━━━ RECORDED INFORMATION

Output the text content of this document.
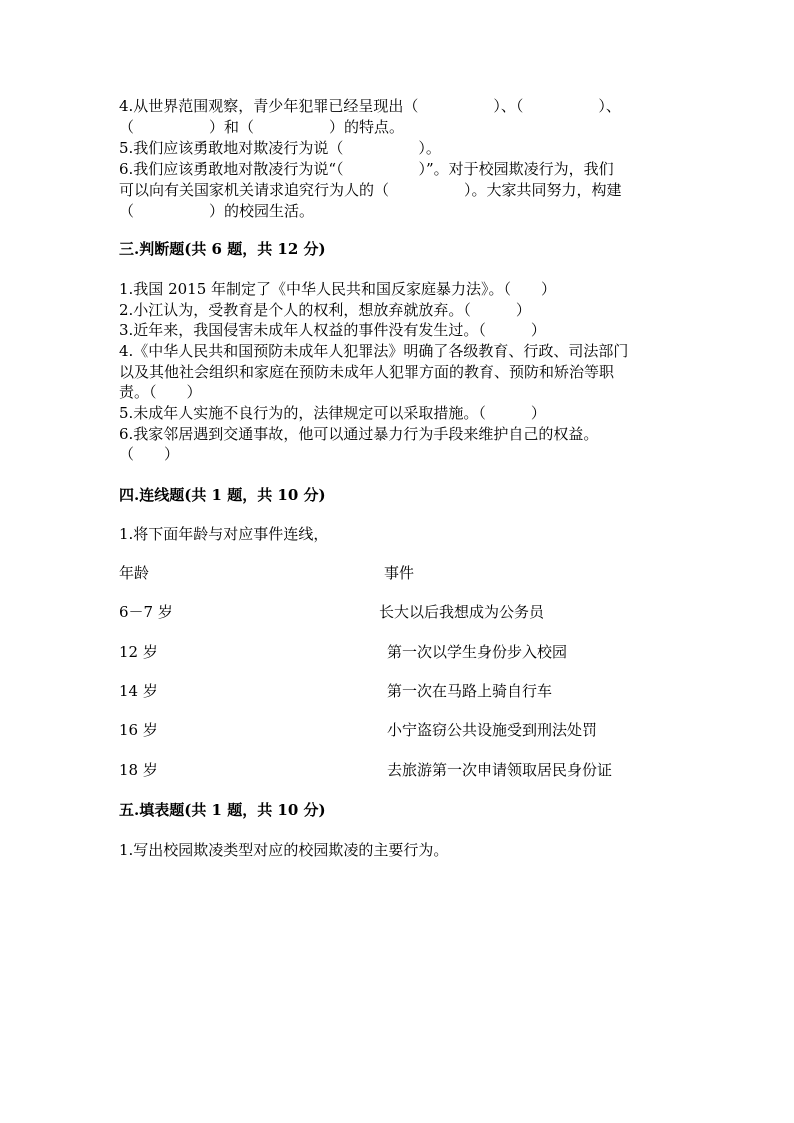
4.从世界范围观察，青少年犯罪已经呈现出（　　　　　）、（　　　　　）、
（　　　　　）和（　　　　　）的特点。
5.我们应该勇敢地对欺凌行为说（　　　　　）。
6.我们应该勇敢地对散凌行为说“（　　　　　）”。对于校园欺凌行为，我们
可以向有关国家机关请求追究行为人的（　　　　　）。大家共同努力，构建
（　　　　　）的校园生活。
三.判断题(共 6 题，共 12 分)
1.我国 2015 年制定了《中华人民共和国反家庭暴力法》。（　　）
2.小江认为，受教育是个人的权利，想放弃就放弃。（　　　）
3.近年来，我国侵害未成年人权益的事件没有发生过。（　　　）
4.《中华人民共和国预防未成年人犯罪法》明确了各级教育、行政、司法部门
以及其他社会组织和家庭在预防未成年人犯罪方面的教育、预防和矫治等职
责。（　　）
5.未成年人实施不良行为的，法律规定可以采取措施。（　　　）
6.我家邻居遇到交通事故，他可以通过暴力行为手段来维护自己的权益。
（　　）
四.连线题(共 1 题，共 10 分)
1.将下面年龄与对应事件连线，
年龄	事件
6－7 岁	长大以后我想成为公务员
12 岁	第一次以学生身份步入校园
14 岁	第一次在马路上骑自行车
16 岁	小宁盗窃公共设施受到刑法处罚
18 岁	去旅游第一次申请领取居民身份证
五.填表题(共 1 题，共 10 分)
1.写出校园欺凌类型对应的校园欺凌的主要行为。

━━━━━━

- _PROMPT_:
Skip the pictures, then retype every line above exactly.

- _IN RESPONSE_:
Output the text content of this document.
4.从世界范围观察，青少年犯罪已经呈现出（　　　　　）、（　　　　　）、
（　　　　　）和（　　　　　）的特点。
5.我们应该勇敢地对欺凌行为说（　　　　　）。
6.我们应该勇敢地对散凌行为说“（　　　　　）”。对于校园欺凌行为，我们
可以向有关国家机关请求追究行为人的（　　　　　）。大家共同努力，构建
（　　　　　）的校园生活。
三.判断题(共 6 题，共 12 分)
1.我国 2015 年制定了《中华人民共和国反家庭暴力法》。（　　）
2.小江认为，受教育是个人的权利，想放弃就放弃。（　　　）
3.近年来，我国侵害未成年人权益的事件没有发生过。（　　　）
4.《中华人民共和国预防未成年人犯罪法》明确了各级教育、行政、司法部门
以及其他社会组织和家庭在预防未成年人犯罪方面的教育、预防和矫治等职
责。（　　）
5.未成年人实施不良行为的，法律规定可以采取措施。（　　　）
6.我家邻居遇到交通事故，他可以通过暴力行为手段来维护自己的权益。
（　　）
四.连线题(共 1 题，共 10 分)
1.将下面年龄与对应事件连线，
年龄	事件
6－7 岁	长大以后我想成为公务员
12 岁	第一次以学生身份步入校园
14 岁	第一次在马路上骑自行车
16 岁	小宁盗窃公共设施受到刑法处罚
18 岁	去旅游第一次申请领取居民身份证
五.填表题(共 1 题，共 10 分)
1.写出校园欺凌类型对应的校园欺凌的主要行为。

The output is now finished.